| TASK TO COMPLETE |
Reproduce every record below exactly as it appears.
- - - - -
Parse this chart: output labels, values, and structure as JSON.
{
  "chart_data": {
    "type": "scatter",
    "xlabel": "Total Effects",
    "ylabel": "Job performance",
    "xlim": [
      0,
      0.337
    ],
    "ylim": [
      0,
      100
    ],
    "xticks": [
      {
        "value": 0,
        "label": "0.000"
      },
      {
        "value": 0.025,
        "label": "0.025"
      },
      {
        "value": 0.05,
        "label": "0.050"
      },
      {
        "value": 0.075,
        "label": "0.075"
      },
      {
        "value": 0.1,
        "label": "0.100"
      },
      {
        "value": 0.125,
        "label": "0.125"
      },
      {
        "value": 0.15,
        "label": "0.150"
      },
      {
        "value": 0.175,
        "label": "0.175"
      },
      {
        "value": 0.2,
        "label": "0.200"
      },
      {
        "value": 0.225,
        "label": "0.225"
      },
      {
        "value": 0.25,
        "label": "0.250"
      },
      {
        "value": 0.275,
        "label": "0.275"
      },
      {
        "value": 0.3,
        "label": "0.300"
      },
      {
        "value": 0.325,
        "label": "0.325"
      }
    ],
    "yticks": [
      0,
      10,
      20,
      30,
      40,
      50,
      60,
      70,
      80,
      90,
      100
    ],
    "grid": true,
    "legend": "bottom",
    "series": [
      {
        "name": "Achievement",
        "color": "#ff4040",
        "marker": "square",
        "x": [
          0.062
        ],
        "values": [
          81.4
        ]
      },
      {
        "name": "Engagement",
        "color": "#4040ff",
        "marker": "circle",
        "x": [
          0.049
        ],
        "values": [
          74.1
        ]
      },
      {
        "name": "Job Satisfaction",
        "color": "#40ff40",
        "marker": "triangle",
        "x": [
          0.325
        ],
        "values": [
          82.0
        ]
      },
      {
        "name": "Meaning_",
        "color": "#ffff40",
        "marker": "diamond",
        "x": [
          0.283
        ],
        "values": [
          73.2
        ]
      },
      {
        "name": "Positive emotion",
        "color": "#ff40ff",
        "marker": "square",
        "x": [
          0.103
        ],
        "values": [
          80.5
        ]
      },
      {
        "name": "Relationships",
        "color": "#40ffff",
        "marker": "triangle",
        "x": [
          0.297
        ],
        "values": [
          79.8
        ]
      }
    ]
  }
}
- - - - -
| EXPECTED ANSWER |
Parse this chart: output labels, values, and structure as JSON.
{
  "chart_data": {
    "type": "scatter",
    "xlabel": "Total Effects",
    "ylabel": "Job performance",
    "xlim": [
      0,
      0.337
    ],
    "ylim": [
      0,
      100
    ],
    "xticks": [
      {
        "value": 0,
        "label": "0.000"
      },
      {
        "value": 0.025,
        "label": "0.025"
      },
      {
        "value": 0.05,
        "label": "0.050"
      },
      {
        "value": 0.075,
        "label": "0.075"
      },
      {
        "value": 0.1,
        "label": "0.100"
      },
      {
        "value": 0.125,
        "label": "0.125"
      },
      {
        "value": 0.15,
        "label": "0.150"
      },
      {
        "value": 0.175,
        "label": "0.175"
      },
      {
        "value": 0.2,
        "label": "0.200"
      },
      {
        "value": 0.225,
        "label": "0.225"
      },
      {
        "value": 0.25,
        "label": "0.250"
      },
      {
        "value": 0.275,
        "label": "0.275"
      },
      {
        "value": 0.3,
        "label": "0.300"
      },
      {
        "value": 0.325,
        "label": "0.325"
      }
    ],
    "yticks": [
      0,
      10,
      20,
      30,
      40,
      50,
      60,
      70,
      80,
      90,
      100
    ],
    "grid": true,
    "legend": "bottom",
    "series": [
      {
        "name": "Achievement",
        "color": "#ff4040",
        "marker": "square",
        "x": [
          0.062
        ],
        "values": [
          81.4
        ]
      },
      {
        "name": "Engagement",
        "color": "#4040ff",
        "marker": "circle",
        "x": [
          0.049
        ],
        "values": [
          74.1
        ]
      },
      {
        "name": "Job Satisfaction",
        "color": "#40ff40",
        "marker": "triangle",
        "x": [
          0.325
        ],
        "values": [
          82.0
        ]
      },
      {
        "name": "Meaning_",
        "color": "#ffff40",
        "marker": "diamond",
        "x": [
          0.283
        ],
        "values": [
          73.2
        ]
      },
      {
        "name": "Positive emotion",
        "color": "#ff40ff",
        "marker": "square",
        "x": [
          0.103
        ],
        "values": [
          80.5
        ]
      },
      {
        "name": "Relationships",
        "color": "#40ffff",
        "marker": "triangle",
        "x": [
          0.297
        ],
        "values": [
          79.8
        ]
      }
    ]
  }
}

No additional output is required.